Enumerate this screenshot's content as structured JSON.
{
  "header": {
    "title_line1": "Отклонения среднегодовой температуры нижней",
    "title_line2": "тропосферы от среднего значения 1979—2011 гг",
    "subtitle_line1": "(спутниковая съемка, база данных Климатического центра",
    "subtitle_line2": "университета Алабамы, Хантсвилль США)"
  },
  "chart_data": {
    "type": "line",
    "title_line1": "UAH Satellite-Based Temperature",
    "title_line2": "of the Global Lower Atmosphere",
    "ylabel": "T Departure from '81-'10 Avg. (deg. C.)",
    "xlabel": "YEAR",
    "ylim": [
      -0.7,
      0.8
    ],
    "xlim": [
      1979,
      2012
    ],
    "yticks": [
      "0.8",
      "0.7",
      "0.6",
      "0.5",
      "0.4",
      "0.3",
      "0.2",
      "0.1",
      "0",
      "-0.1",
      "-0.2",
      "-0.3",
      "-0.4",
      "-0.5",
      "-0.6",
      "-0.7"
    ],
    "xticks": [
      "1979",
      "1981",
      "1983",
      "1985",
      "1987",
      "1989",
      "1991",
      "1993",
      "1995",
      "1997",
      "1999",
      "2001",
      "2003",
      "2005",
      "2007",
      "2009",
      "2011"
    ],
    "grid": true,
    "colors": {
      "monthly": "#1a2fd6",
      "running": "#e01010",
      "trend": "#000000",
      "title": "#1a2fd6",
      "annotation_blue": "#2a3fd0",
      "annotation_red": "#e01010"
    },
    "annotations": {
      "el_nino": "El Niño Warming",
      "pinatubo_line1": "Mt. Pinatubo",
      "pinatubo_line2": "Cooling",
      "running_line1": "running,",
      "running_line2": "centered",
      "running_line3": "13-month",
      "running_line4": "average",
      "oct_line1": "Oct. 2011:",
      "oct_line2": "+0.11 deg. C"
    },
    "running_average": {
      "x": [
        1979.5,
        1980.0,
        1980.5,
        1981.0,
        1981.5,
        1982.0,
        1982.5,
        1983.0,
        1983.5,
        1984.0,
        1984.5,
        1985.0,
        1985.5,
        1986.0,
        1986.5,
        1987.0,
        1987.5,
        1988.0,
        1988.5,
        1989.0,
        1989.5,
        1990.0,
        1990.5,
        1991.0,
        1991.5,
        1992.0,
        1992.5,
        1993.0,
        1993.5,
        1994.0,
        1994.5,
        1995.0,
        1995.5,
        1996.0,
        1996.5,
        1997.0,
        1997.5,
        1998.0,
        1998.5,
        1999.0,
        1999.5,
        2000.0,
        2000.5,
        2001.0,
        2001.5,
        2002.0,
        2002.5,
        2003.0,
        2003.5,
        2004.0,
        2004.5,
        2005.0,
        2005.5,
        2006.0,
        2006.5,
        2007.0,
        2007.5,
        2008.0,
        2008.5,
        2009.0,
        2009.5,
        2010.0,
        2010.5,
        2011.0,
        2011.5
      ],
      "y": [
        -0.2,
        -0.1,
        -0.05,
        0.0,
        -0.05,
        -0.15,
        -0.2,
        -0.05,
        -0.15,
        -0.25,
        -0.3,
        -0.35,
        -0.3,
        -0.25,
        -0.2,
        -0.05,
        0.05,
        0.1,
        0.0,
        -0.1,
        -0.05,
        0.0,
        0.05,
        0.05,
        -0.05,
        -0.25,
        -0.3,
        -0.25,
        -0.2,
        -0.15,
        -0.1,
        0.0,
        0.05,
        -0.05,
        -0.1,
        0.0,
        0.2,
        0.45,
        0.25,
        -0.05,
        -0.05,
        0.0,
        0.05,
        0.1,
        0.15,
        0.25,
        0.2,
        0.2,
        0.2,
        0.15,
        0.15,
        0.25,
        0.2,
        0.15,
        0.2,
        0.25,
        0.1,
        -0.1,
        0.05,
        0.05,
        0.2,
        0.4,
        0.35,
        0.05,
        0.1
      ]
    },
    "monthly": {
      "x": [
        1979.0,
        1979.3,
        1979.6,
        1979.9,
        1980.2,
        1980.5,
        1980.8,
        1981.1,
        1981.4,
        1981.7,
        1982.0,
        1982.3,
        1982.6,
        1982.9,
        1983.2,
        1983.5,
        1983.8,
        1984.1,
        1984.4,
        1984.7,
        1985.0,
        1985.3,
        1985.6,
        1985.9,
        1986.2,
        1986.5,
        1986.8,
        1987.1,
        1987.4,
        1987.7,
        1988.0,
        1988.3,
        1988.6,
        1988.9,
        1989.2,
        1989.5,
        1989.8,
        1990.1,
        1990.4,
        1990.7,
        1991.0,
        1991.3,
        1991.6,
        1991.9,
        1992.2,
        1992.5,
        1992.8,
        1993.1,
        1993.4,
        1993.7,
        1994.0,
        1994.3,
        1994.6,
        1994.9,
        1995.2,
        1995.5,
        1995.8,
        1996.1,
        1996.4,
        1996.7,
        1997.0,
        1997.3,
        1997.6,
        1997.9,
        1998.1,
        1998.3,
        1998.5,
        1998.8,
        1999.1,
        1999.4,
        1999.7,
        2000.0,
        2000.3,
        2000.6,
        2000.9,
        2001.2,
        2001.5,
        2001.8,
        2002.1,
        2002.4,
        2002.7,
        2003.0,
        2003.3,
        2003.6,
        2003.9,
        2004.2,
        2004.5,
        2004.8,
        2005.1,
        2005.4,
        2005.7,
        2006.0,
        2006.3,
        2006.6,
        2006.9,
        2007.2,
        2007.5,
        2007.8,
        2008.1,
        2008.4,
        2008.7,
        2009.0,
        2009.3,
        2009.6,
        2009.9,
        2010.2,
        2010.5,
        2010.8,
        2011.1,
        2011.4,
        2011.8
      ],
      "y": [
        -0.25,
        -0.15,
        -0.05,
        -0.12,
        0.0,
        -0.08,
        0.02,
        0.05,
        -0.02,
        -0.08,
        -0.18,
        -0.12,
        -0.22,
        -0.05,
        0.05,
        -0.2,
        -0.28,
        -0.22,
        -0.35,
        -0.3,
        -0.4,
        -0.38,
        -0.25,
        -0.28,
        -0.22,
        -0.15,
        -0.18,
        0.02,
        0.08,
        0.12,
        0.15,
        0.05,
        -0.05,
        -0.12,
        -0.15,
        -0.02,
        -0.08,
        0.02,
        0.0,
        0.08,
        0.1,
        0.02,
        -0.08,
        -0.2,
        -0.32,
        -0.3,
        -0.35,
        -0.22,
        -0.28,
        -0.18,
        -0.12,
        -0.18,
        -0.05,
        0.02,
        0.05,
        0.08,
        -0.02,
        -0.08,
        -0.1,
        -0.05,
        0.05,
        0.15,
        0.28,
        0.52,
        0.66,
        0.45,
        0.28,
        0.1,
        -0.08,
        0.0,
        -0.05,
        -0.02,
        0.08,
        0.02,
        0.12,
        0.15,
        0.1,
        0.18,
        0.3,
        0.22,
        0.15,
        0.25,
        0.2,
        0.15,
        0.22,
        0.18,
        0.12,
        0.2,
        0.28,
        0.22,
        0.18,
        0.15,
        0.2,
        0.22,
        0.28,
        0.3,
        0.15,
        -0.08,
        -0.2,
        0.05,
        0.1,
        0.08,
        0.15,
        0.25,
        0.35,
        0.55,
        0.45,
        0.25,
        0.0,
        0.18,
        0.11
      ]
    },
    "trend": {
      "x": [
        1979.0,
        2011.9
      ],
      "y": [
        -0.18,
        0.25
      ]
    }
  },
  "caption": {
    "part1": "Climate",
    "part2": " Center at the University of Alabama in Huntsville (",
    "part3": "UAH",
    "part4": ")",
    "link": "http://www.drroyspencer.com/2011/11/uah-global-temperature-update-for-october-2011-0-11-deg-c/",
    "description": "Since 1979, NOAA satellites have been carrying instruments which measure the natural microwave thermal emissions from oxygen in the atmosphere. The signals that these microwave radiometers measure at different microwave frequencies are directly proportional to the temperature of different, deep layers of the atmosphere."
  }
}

----------

Return all lines containing "from".

Exercise solution:
    "ylabel": "T Departure from '81-'10 Avg. (deg. C.)",
    "description": "Since 1979, NOAA satellites have been carrying instruments which measure the natural microwave thermal emissions from oxygen in the atmosphere. The signals that these microwave radiometers measure at different microwave frequencies are directly proportional to the temperature of different, deep layers of the atmosphere."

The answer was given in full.